## start Provided material
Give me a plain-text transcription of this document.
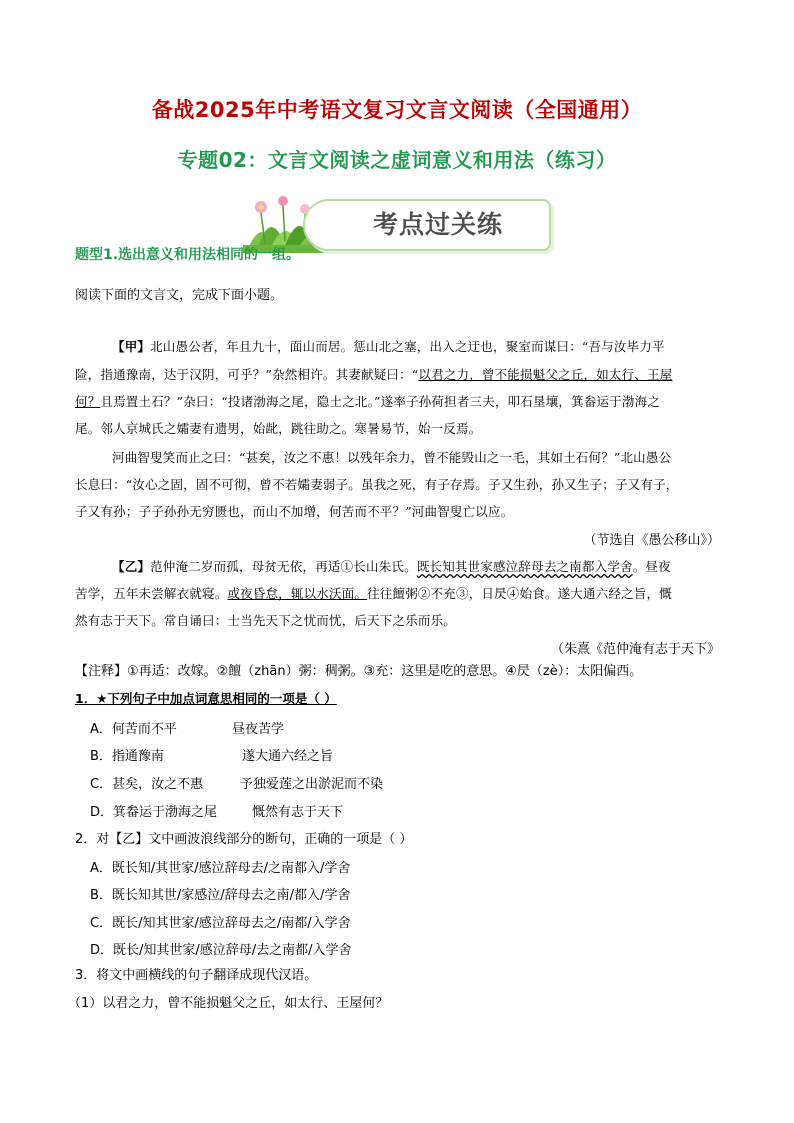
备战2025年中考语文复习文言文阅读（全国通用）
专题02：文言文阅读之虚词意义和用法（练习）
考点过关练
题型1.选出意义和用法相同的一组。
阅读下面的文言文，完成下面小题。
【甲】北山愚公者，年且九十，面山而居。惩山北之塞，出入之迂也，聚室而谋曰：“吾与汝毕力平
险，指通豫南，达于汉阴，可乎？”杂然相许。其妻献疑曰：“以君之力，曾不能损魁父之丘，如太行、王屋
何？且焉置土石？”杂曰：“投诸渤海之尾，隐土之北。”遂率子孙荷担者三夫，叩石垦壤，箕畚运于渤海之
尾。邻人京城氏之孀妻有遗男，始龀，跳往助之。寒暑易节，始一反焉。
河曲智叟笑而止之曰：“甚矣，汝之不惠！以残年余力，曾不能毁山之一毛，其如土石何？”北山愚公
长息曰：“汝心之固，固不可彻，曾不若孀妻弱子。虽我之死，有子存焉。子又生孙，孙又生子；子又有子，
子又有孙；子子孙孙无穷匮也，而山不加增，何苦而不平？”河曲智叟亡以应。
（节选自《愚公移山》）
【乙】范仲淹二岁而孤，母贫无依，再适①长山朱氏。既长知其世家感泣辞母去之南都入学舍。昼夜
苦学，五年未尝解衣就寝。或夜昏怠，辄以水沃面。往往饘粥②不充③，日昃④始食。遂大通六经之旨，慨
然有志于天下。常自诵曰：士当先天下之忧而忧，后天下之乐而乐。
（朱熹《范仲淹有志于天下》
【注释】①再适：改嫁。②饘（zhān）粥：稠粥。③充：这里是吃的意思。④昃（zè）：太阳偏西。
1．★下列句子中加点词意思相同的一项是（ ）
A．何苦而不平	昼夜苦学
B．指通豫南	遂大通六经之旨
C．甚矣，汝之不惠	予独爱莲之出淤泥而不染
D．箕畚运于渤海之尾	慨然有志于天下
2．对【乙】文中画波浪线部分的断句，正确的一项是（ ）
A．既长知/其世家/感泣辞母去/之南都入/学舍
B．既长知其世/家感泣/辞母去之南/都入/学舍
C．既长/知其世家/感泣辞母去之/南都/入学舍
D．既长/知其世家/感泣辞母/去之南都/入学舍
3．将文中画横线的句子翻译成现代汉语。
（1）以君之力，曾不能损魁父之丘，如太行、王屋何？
## end Provided material
## start Provided material
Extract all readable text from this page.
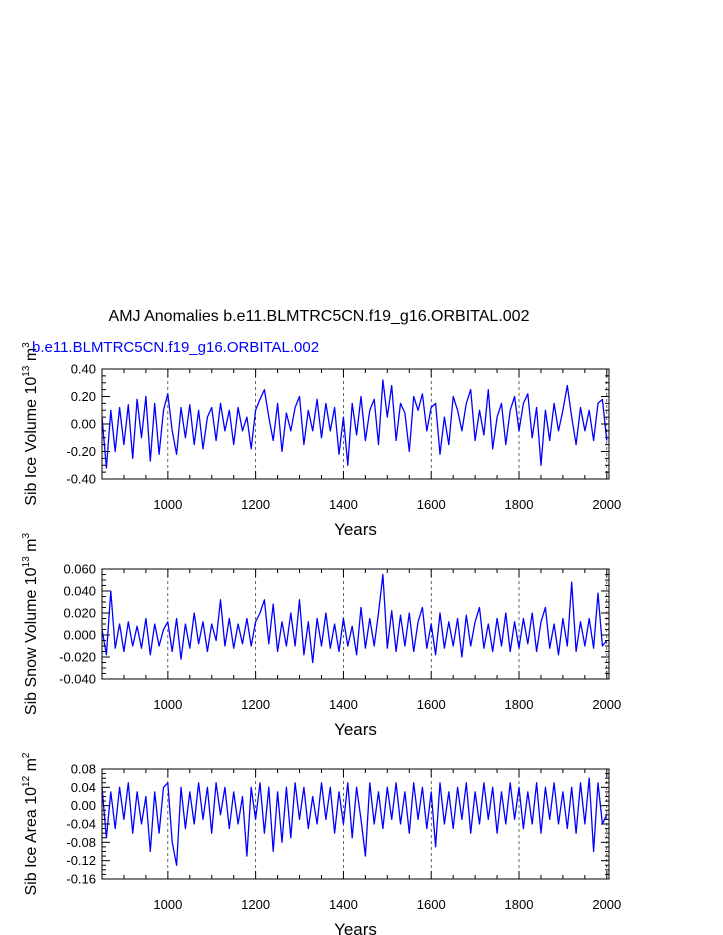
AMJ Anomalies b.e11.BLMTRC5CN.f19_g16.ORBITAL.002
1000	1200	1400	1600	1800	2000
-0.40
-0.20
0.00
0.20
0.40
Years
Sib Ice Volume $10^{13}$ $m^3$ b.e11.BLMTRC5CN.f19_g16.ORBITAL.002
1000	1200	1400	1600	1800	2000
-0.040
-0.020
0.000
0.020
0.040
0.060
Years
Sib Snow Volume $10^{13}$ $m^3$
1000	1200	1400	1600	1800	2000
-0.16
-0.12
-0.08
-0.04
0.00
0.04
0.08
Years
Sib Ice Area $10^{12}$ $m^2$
## end Provided material
## start Provided material
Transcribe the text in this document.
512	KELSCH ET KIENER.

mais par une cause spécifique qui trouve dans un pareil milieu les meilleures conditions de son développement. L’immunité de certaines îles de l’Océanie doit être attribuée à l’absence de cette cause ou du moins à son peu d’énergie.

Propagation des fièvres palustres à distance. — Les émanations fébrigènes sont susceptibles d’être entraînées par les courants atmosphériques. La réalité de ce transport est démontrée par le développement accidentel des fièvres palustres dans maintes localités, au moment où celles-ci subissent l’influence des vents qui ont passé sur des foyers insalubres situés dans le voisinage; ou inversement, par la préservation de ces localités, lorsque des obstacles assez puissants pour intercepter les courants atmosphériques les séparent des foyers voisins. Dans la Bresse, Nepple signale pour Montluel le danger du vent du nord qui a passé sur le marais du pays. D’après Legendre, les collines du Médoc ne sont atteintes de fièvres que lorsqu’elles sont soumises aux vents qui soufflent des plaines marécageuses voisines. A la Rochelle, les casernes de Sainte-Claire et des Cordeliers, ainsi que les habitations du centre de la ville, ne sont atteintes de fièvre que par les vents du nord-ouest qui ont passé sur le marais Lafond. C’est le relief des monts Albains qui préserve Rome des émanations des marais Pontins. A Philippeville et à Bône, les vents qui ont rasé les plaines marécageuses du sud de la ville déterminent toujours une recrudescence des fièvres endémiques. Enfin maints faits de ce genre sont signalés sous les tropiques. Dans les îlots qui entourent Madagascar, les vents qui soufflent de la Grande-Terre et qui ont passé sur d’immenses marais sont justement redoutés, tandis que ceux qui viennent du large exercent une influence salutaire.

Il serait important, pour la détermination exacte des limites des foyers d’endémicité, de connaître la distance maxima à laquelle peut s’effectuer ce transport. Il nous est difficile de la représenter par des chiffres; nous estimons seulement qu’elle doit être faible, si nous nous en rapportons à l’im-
## end Provided material
> Stated problem:
Filter the entries above down to the lines containing the word "développement".

> Answer to the exercise:
mais par une cause spécifique qui trouve dans un pareil milieu les meilleures conditions de son développement. L’immunité de certaines îles de l’Océanie doit être attribuée à l’absence de cette cause ou du moins à son peu d’énergie.
Propagation des fièvres palustres à distance. — Les émanations fébrigènes sont susceptibles d’être entraînées par les courants atmosphériques. La réalité de ce transport est démontrée par le développement accidentel des fièvres palustres dans maintes localités, au moment où celles-ci subissent l’influence des vents qui ont passé sur des foyers insalubres situés dans le voisinage; ou inversement, par la préservation de ces localités, lorsque des obstacles assez puissants pour intercepter les courants atmosphériques les séparent des foyers voisins. Dans la Bresse, Nepple signale pour Montluel le danger du vent du nord qui a passé sur le marais du pays. D’après Legendre, les collines du Médoc ne sont atteintes de fièvres que lorsqu’elles sont soumises aux vents qui soufflent des plaines marécageuses voisines. A la Rochelle, les casernes de Sainte-Claire et des Cordeliers, ainsi que les habitations du centre de la ville, ne sont atteintes de fièvre que par les vents du nord-ouest qui ont passé sur le marais Lafond. C’est le relief des monts Albains qui préserve Rome des émanations des marais Pontins. A Philippeville et à Bône, les vents qui ont rasé les plaines marécageuses du sud de la ville déterminent toujours une recrudescence des fièvres endémiques. Enfin maints faits de ce genre sont signalés sous les tropiques. Dans les îlots qui entourent Madagascar, les vents qui soufflent de la Grande-Terre et qui ont passé sur d’immenses marais sont justement redoutés, tandis que ceux qui viennent du large exercent une influence salutaire.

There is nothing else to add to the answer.